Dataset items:
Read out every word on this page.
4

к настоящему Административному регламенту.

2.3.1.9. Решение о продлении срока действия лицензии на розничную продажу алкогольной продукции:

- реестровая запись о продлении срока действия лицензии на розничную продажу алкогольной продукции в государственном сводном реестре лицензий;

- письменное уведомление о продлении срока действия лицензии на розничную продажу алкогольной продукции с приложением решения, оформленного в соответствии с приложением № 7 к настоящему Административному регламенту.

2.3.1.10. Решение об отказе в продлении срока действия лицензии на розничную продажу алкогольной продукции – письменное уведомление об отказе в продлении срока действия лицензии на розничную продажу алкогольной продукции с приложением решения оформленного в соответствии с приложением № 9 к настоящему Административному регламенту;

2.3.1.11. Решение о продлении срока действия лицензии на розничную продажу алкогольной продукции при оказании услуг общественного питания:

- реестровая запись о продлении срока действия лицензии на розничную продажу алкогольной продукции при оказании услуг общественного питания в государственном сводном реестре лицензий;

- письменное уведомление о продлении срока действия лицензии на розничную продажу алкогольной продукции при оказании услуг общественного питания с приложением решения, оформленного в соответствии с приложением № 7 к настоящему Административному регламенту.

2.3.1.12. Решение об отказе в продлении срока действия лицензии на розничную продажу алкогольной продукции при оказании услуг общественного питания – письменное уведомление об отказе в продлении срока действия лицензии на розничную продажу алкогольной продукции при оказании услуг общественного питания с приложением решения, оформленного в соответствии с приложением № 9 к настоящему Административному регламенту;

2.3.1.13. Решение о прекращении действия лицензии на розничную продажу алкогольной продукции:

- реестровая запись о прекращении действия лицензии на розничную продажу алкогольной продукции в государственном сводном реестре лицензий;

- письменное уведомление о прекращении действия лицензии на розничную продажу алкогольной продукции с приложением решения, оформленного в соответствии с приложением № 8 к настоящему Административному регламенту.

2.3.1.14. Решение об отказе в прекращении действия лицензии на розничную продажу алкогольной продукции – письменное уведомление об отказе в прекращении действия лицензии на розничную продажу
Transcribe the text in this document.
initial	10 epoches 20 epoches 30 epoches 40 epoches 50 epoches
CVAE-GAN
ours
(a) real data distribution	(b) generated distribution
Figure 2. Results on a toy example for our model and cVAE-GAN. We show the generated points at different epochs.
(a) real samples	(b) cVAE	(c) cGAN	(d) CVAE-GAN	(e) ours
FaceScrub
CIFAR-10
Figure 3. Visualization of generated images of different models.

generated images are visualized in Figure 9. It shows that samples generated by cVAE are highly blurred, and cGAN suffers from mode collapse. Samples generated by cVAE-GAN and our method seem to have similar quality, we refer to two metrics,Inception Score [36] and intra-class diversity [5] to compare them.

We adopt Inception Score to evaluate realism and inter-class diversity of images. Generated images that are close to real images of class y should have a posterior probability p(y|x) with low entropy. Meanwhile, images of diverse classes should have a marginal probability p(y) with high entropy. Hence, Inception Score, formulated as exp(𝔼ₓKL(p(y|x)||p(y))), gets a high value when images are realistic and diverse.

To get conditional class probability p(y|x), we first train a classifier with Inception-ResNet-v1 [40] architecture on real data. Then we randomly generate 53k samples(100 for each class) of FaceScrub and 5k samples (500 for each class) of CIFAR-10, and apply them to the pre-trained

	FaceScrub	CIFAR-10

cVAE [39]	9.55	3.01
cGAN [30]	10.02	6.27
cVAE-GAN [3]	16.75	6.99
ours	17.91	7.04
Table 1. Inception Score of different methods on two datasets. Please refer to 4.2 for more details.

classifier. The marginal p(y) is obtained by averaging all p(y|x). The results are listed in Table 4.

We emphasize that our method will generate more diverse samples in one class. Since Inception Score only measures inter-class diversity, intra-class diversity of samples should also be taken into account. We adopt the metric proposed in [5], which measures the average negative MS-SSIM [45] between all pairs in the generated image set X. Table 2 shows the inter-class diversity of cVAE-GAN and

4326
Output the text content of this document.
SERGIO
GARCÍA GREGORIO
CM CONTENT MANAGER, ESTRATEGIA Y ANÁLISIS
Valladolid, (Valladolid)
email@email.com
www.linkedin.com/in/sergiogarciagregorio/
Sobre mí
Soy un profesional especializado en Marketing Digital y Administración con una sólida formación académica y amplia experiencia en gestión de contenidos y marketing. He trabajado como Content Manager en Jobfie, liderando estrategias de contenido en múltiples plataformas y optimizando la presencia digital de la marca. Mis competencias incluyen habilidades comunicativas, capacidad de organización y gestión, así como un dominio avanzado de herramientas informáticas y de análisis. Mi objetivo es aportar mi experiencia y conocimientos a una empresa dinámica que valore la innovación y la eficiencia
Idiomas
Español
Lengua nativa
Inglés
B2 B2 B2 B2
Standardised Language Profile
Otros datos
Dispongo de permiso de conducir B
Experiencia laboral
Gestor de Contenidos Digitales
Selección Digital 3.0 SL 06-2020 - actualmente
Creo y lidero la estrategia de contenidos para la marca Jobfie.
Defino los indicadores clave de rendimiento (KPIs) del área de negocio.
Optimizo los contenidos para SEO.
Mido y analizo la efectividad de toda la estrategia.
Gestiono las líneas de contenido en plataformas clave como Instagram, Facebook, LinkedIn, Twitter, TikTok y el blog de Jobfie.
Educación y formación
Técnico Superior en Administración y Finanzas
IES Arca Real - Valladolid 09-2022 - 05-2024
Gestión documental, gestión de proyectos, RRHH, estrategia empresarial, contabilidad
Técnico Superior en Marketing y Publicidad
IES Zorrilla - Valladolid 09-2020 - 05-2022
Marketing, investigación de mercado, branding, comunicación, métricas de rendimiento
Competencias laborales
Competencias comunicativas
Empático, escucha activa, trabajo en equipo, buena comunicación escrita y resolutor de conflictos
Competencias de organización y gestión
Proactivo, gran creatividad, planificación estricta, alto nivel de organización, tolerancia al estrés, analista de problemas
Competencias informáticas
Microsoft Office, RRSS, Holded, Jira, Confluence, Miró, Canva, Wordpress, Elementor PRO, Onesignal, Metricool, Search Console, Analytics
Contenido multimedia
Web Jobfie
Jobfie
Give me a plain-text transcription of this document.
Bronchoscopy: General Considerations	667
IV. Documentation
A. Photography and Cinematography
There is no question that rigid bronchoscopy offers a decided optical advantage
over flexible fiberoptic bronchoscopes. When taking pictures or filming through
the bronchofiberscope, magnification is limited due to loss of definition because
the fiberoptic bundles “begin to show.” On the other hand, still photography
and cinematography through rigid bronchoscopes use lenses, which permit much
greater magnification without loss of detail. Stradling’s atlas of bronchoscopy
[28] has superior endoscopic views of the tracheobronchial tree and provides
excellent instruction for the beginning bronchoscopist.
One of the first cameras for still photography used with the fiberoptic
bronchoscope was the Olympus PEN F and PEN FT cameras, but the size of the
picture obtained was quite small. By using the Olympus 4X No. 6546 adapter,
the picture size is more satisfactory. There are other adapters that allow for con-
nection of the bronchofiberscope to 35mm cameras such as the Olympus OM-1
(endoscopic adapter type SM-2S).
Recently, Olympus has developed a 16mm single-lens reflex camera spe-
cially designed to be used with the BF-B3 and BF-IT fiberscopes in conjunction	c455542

Task directions: Restate the data above word for word, please.

Exercise answer:
Read out every word on this page.
4

к настоящему Административному регламенту.

2.3.1.9. Решение о продлении срока действия лицензии на розничную продажу алкогольной продукции:

- реестровая запись о продлении срока действия лицензии на розничную продажу алкогольной продукции в государственном сводном реестре лицензий;

- письменное уведомление о продлении срока действия лицензии на розничную продажу алкогольной продукции с приложением решения, оформленного в соответствии с приложением № 7 к настоящему Административному регламенту.

2.3.1.10. Решение об отказе в продлении срока действия лицензии на розничную продажу алкогольной продукции – письменное уведомление об отказе в продлении срока действия лицензии на розничную продажу алкогольной продукции с приложением решения оформленного в соответствии с приложением № 9 к настоящему Административному регламенту;

2.3.1.11. Решение о продлении срока действия лицензии на розничную продажу алкогольной продукции при оказании услуг общественного питания:

- реестровая запись о продлении срока действия лицензии на розничную продажу алкогольной продукции при оказании услуг общественного питания в государственном сводном реестре лицензий;

- письменное уведомление о продлении срока действия лицензии на розничную продажу алкогольной продукции при оказании услуг общественного питания с приложением решения, оформленного в соответствии с приложением № 7 к настоящему Административному регламенту.

2.3.1.12. Решение об отказе в продлении срока действия лицензии на розничную продажу алкогольной продукции при оказании услуг общественного питания – письменное уведомление об отказе в продлении срока действия лицензии на розничную продажу алкогольной продукции при оказании услуг общественного питания с приложением решения, оформленного в соответствии с приложением № 9 к настоящему Административному регламенту;

2.3.1.13. Решение о прекращении действия лицензии на розничную продажу алкогольной продукции:

- реестровая запись о прекращении действия лицензии на розничную продажу алкогольной продукции в государственном сводном реестре лицензий;

- письменное уведомление о прекращении действия лицензии на розничную продажу алкогольной продукции с приложением решения, оформленного в соответствии с приложением № 8 к настоящему Административному регламенту.

2.3.1.14. Решение об отказе в прекращении действия лицензии на розничную продажу алкогольной продукции – письменное уведомление об отказе в прекращении действия лицензии на розничную продажу
Transcribe the text in this document.
initial	10 epoches 20 epoches 30 epoches 40 epoches 50 epoches
CVAE-GAN
ours
(a) real data distribution	(b) generated distribution
Figure 2. Results on a toy example for our model and cVAE-GAN. We show the generated points at different epochs.
(a) real samples	(b) cVAE	(c) cGAN	(d) CVAE-GAN	(e) ours
FaceScrub
CIFAR-10
Figure 3. Visualization of generated images of different models.

generated images are visualized in Figure 9. It shows that samples generated by cVAE are highly blurred, and cGAN suffers from mode collapse. Samples generated by cVAE-GAN and our method seem to have similar quality, we refer to two metrics,Inception Score [36] and intra-class diversity [5] to compare them.

We adopt Inception Score to evaluate realism and inter-class diversity of images. Generated images that are close to real images of class y should have a posterior probability p(y|x) with low entropy. Meanwhile, images of diverse classes should have a marginal probability p(y) with high entropy. Hence, Inception Score, formulated as exp(𝔼ₓKL(p(y|x)||p(y))), gets a high value when images are realistic and diverse.

To get conditional class probability p(y|x), we first train a classifier with Inception-ResNet-v1 [40] architecture on real data. Then we randomly generate 53k samples(100 for each class) of FaceScrub and 5k samples (500 for each class) of CIFAR-10, and apply them to the pre-trained

	FaceScrub	CIFAR-10

cVAE [39]	9.55	3.01
cGAN [30]	10.02	6.27
cVAE-GAN [3]	16.75	6.99
ours	17.91	7.04
Table 1. Inception Score of different methods on two datasets. Please refer to 4.2 for more details.

classifier. The marginal p(y) is obtained by averaging all p(y|x). The results are listed in Table 4.

We emphasize that our method will generate more diverse samples in one class. Since Inception Score only measures inter-class diversity, intra-class diversity of samples should also be taken into account. We adopt the metric proposed in [5], which measures the average negative MS-SSIM [45] between all pairs in the generated image set X. Table 2 shows the inter-class diversity of cVAE-GAN and

4326
Output the text content of this document.
SERGIO
GARCÍA GREGORIO
CM CONTENT MANAGER, ESTRATEGIA Y ANÁLISIS
Valladolid, (Valladolid)
email@email.com
www.linkedin.com/in/sergiogarciagregorio/
Sobre mí
Soy un profesional especializado en Marketing Digital y Administración con una sólida formación académica y amplia experiencia en gestión de contenidos y marketing. He trabajado como Content Manager en Jobfie, liderando estrategias de contenido en múltiples plataformas y optimizando la presencia digital de la marca. Mis competencias incluyen habilidades comunicativas, capacidad de organización y gestión, así como un dominio avanzado de herramientas informáticas y de análisis. Mi objetivo es aportar mi experiencia y conocimientos a una empresa dinámica que valore la innovación y la eficiencia
Idiomas
Español
Lengua nativa
Inglés
B2 B2 B2 B2
Standardised Language Profile
Otros datos
Dispongo de permiso de conducir B
Experiencia laboral
Gestor de Contenidos Digitales
Selección Digital 3.0 SL 06-2020 - actualmente
Creo y lidero la estrategia de contenidos para la marca Jobfie.
Defino los indicadores clave de rendimiento (KPIs) del área de negocio.
Optimizo los contenidos para SEO.
Mido y analizo la efectividad de toda la estrategia.
Gestiono las líneas de contenido en plataformas clave como Instagram, Facebook, LinkedIn, Twitter, TikTok y el blog de Jobfie.
Educación y formación
Técnico Superior en Administración y Finanzas
IES Arca Real - Valladolid 09-2022 - 05-2024
Gestión documental, gestión de proyectos, RRHH, estrategia empresarial, contabilidad
Técnico Superior en Marketing y Publicidad
IES Zorrilla - Valladolid 09-2020 - 05-2022
Marketing, investigación de mercado, branding, comunicación, métricas de rendimiento
Competencias laborales
Competencias comunicativas
Empático, escucha activa, trabajo en equipo, buena comunicación escrita y resolutor de conflictos
Competencias de organización y gestión
Proactivo, gran creatividad, planificación estricta, alto nivel de organización, tolerancia al estrés, analista de problemas
Competencias informáticas
Microsoft Office, RRSS, Holded, Jira, Confluence, Miró, Canva, Wordpress, Elementor PRO, Onesignal, Metricool, Search Console, Analytics
Contenido multimedia
Web Jobfie
Jobfie
Give me a plain-text transcription of this document.
Bronchoscopy: General Considerations	667
IV. Documentation
A. Photography and Cinematography
There is no question that rigid bronchoscopy offers a decided optical advantage
over flexible fiberoptic bronchoscopes. When taking pictures or filming through
the bronchofiberscope, magnification is limited due to loss of definition because
the fiberoptic bundles “begin to show.” On the other hand, still photography
and cinematography through rigid bronchoscopes use lenses, which permit much
greater magnification without loss of detail. Stradling’s atlas of bronchoscopy
[28] has superior endoscopic views of the tracheobronchial tree and provides
excellent instruction for the beginning bronchoscopist.
One of the first cameras for still photography used with the fiberoptic
bronchoscope was the Olympus PEN F and PEN FT cameras, but the size of the
picture obtained was quite small. By using the Olympus 4X No. 6546 adapter,
the picture size is more satisfactory. There are other adapters that allow for con-
nection of the bronchofiberscope to 35mm cameras such as the Olympus OM-1
(endoscopic adapter type SM-2S).
Recently, Olympus has developed a 16mm single-lens reflex camera spe-
cially designed to be used with the BF-B3 and BF-IT fiberscopes in conjunction	c455542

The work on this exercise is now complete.